» **What the task asks**:
Write out all of the entries exactly as given.

Entries taken from a collection:
·····
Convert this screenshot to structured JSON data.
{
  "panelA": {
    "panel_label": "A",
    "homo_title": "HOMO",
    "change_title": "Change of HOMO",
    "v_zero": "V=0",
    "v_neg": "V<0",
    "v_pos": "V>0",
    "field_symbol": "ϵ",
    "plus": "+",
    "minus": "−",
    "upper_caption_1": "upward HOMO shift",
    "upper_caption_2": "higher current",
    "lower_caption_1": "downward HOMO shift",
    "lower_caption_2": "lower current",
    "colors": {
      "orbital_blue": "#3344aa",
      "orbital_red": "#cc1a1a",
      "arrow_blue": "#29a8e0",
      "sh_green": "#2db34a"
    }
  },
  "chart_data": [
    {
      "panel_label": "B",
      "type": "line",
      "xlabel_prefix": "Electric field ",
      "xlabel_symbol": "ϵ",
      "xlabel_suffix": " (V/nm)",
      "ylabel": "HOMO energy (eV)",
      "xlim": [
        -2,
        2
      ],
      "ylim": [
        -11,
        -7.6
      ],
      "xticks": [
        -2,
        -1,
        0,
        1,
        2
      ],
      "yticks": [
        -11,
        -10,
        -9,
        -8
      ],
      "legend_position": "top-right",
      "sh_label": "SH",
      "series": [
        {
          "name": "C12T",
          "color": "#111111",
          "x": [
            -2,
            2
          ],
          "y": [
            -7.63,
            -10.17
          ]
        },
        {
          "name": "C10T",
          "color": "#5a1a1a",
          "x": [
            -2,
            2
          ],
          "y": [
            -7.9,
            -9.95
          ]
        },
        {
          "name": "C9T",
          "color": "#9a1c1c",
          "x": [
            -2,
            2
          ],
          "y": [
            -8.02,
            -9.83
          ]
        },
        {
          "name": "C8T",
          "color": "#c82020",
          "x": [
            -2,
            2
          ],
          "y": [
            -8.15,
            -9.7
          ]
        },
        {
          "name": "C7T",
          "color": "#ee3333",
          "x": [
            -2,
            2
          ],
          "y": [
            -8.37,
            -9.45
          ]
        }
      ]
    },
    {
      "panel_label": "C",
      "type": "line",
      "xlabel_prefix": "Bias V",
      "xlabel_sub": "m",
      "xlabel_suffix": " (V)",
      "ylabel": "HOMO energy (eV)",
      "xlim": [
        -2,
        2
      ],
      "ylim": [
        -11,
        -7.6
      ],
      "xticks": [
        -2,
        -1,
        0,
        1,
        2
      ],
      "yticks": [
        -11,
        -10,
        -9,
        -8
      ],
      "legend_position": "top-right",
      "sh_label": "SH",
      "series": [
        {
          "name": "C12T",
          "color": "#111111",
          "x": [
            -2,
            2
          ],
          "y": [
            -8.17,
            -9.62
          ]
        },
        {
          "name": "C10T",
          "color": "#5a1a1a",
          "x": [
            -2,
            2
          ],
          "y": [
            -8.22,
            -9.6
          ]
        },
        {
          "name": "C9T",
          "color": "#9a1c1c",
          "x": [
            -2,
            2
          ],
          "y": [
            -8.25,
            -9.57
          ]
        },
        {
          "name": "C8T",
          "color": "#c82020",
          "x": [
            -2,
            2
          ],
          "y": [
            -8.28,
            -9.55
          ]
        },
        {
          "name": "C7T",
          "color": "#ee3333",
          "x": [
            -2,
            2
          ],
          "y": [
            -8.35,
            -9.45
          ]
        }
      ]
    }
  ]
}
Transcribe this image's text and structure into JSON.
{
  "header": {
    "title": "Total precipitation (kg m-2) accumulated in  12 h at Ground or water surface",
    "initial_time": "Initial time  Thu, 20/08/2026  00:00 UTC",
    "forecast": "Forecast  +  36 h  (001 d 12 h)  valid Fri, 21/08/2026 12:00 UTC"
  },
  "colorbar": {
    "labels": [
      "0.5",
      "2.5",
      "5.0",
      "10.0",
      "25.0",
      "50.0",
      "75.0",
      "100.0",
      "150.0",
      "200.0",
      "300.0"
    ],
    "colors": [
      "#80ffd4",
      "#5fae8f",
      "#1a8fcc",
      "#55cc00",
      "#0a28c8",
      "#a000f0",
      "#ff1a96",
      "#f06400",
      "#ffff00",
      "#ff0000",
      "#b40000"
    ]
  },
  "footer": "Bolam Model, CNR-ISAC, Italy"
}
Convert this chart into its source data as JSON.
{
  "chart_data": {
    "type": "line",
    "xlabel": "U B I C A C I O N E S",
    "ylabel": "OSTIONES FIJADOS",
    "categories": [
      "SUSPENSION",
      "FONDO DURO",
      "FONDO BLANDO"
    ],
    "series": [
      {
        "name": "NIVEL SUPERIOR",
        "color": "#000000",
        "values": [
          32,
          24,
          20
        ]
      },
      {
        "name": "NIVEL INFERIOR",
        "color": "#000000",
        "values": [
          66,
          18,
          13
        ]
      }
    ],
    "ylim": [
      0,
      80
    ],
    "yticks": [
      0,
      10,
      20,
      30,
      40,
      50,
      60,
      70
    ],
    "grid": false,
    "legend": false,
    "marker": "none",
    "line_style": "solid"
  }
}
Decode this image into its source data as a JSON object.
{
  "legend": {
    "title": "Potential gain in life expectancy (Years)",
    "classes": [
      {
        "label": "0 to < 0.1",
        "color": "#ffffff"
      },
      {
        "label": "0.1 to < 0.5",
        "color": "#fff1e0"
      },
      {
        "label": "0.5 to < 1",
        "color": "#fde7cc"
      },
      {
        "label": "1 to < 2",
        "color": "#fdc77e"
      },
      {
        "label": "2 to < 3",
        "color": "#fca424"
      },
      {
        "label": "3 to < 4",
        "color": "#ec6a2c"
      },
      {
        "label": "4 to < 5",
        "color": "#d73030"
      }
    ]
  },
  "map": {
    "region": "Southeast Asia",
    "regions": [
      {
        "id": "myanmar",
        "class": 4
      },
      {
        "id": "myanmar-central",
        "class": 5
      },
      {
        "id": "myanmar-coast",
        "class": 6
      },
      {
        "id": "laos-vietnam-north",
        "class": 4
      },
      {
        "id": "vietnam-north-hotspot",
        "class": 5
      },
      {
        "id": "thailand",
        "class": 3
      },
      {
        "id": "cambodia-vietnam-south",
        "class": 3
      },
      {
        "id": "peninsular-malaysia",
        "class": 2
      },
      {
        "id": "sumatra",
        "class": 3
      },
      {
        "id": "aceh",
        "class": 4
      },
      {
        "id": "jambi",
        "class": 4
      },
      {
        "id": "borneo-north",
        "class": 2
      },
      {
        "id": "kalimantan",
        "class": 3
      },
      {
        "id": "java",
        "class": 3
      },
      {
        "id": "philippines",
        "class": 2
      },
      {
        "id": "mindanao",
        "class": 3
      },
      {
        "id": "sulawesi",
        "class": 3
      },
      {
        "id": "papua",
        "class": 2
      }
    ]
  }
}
·····
» **Finished task**:
Convert this screenshot to structured JSON data.
{
  "panelA": {
    "panel_label": "A",
    "homo_title": "HOMO",
    "change_title": "Change of HOMO",
    "v_zero": "V=0",
    "v_neg": "V<0",
    "v_pos": "V>0",
    "field_symbol": "ϵ",
    "plus": "+",
    "minus": "−",
    "upper_caption_1": "upward HOMO shift",
    "upper_caption_2": "higher current",
    "lower_caption_1": "downward HOMO shift",
    "lower_caption_2": "lower current",
    "colors": {
      "orbital_blue": "#3344aa",
      "orbital_red": "#cc1a1a",
      "arrow_blue": "#29a8e0",
      "sh_green": "#2db34a"
    }
  },
  "chart_data": [
    {
      "panel_label": "B",
      "type": "line",
      "xlabel_prefix": "Electric field ",
      "xlabel_symbol": "ϵ",
      "xlabel_suffix": " (V/nm)",
      "ylabel": "HOMO energy (eV)",
      "xlim": [
        -2,
        2
      ],
      "ylim": [
        -11,
        -7.6
      ],
      "xticks": [
        -2,
        -1,
        0,
        1,
        2
      ],
      "yticks": [
        -11,
        -10,
        -9,
        -8
      ],
      "legend_position": "top-right",
      "sh_label": "SH",
      "series": [
        {
          "name": "C12T",
          "color": "#111111",
          "x": [
            -2,
            2
          ],
          "y": [
            -7.63,
            -10.17
          ]
        },
        {
          "name": "C10T",
          "color": "#5a1a1a",
          "x": [
            -2,
            2
          ],
          "y": [
            -7.9,
            -9.95
          ]
        },
        {
          "name": "C9T",
          "color": "#9a1c1c",
          "x": [
            -2,
            2
          ],
          "y": [
            -8.02,
            -9.83
          ]
        },
        {
          "name": "C8T",
          "color": "#c82020",
          "x": [
            -2,
            2
          ],
          "y": [
            -8.15,
            -9.7
          ]
        },
        {
          "name": "C7T",
          "color": "#ee3333",
          "x": [
            -2,
            2
          ],
          "y": [
            -8.37,
            -9.45
          ]
        }
      ]
    },
    {
      "panel_label": "C",
      "type": "line",
      "xlabel_prefix": "Bias V",
      "xlabel_sub": "m",
      "xlabel_suffix": " (V)",
      "ylabel": "HOMO energy (eV)",
      "xlim": [
        -2,
        2
      ],
      "ylim": [
        -11,
        -7.6
      ],
      "xticks": [
        -2,
        -1,
        0,
        1,
        2
      ],
      "yticks": [
        -11,
        -10,
        -9,
        -8
      ],
      "legend_position": "top-right",
      "sh_label": "SH",
      "series": [
        {
          "name": "C12T",
          "color": "#111111",
          "x": [
            -2,
            2
          ],
          "y": [
            -8.17,
            -9.62
          ]
        },
        {
          "name": "C10T",
          "color": "#5a1a1a",
          "x": [
            -2,
            2
          ],
          "y": [
            -8.22,
            -9.6
          ]
        },
        {
          "name": "C9T",
          "color": "#9a1c1c",
          "x": [
            -2,
            2
          ],
          "y": [
            -8.25,
            -9.57
          ]
        },
        {
          "name": "C8T",
          "color": "#c82020",
          "x": [
            -2,
            2
          ],
          "y": [
            -8.28,
            -9.55
          ]
        },
        {
          "name": "C7T",
          "color": "#ee3333",
          "x": [
            -2,
            2
          ],
          "y": [
            -8.35,
            -9.45
          ]
        }
      ]
    }
  ]
}
Transcribe this image's text and structure into JSON.
{
  "header": {
    "title": "Total precipitation (kg m-2) accumulated in  12 h at Ground or water surface",
    "initial_time": "Initial time  Thu, 20/08/2026  00:00 UTC",
    "forecast": "Forecast  +  36 h  (001 d 12 h)  valid Fri, 21/08/2026 12:00 UTC"
  },
  "colorbar": {
    "labels": [
      "0.5",
      "2.5",
      "5.0",
      "10.0",
      "25.0",
      "50.0",
      "75.0",
      "100.0",
      "150.0",
      "200.0",
      "300.0"
    ],
    "colors": [
      "#80ffd4",
      "#5fae8f",
      "#1a8fcc",
      "#55cc00",
      "#0a28c8",
      "#a000f0",
      "#ff1a96",
      "#f06400",
      "#ffff00",
      "#ff0000",
      "#b40000"
    ]
  },
  "footer": "Bolam Model, CNR-ISAC, Italy"
}
Convert this chart into its source data as JSON.
{
  "chart_data": {
    "type": "line",
    "xlabel": "U B I C A C I O N E S",
    "ylabel": "OSTIONES FIJADOS",
    "categories": [
      "SUSPENSION",
      "FONDO DURO",
      "FONDO BLANDO"
    ],
    "series": [
      {
        "name": "NIVEL SUPERIOR",
        "color": "#000000",
        "values": [
          32,
          24,
          20
        ]
      },
      {
        "name": "NIVEL INFERIOR",
        "color": "#000000",
        "values": [
          66,
          18,
          13
        ]
      }
    ],
    "ylim": [
      0,
      80
    ],
    "yticks": [
      0,
      10,
      20,
      30,
      40,
      50,
      60,
      70
    ],
    "grid": false,
    "legend": false,
    "marker": "none",
    "line_style": "solid"
  }
}
Decode this image into its source data as a JSON object.
{
  "legend": {
    "title": "Potential gain in life expectancy (Years)",
    "classes": [
      {
        "label": "0 to < 0.1",
        "color": "#ffffff"
      },
      {
        "label": "0.1 to < 0.5",
        "color": "#fff1e0"
      },
      {
        "label": "0.5 to < 1",
        "color": "#fde7cc"
      },
      {
        "label": "1 to < 2",
        "color": "#fdc77e"
      },
      {
        "label": "2 to < 3",
        "color": "#fca424"
      },
      {
        "label": "3 to < 4",
        "color": "#ec6a2c"
      },
      {
        "label": "4 to < 5",
        "color": "#d73030"
      }
    ]
  },
  "map": {
    "region": "Southeast Asia",
    "regions": [
      {
        "id": "myanmar",
        "class": 4
      },
      {
        "id": "myanmar-central",
        "class": 5
      },
      {
        "id": "myanmar-coast",
        "class": 6
      },
      {
        "id": "laos-vietnam-north",
        "class": 4
      },
      {
        "id": "vietnam-north-hotspot",
        "class": 5
      },
      {
        "id": "thailand",
        "class": 3
      },
      {
        "id": "cambodia-vietnam-south",
        "class": 3
      },
      {
        "id": "peninsular-malaysia",
        "class": 2
      },
      {
        "id": "sumatra",
        "class": 3
      },
      {
        "id": "aceh",
        "class": 4
      },
      {
        "id": "jambi",
        "class": 4
      },
      {
        "id": "borneo-north",
        "class": 2
      },
      {
        "id": "kalimantan",
        "class": 3
      },
      {
        "id": "java",
        "class": 3
      },
      {
        "id": "philippines",
        "class": 2
      },
      {
        "id": "mindanao",
        "class": 3
      },
      {
        "id": "sulawesi",
        "class": 3
      },
      {
        "id": "papua",
        "class": 2
      }
    ]
  }
}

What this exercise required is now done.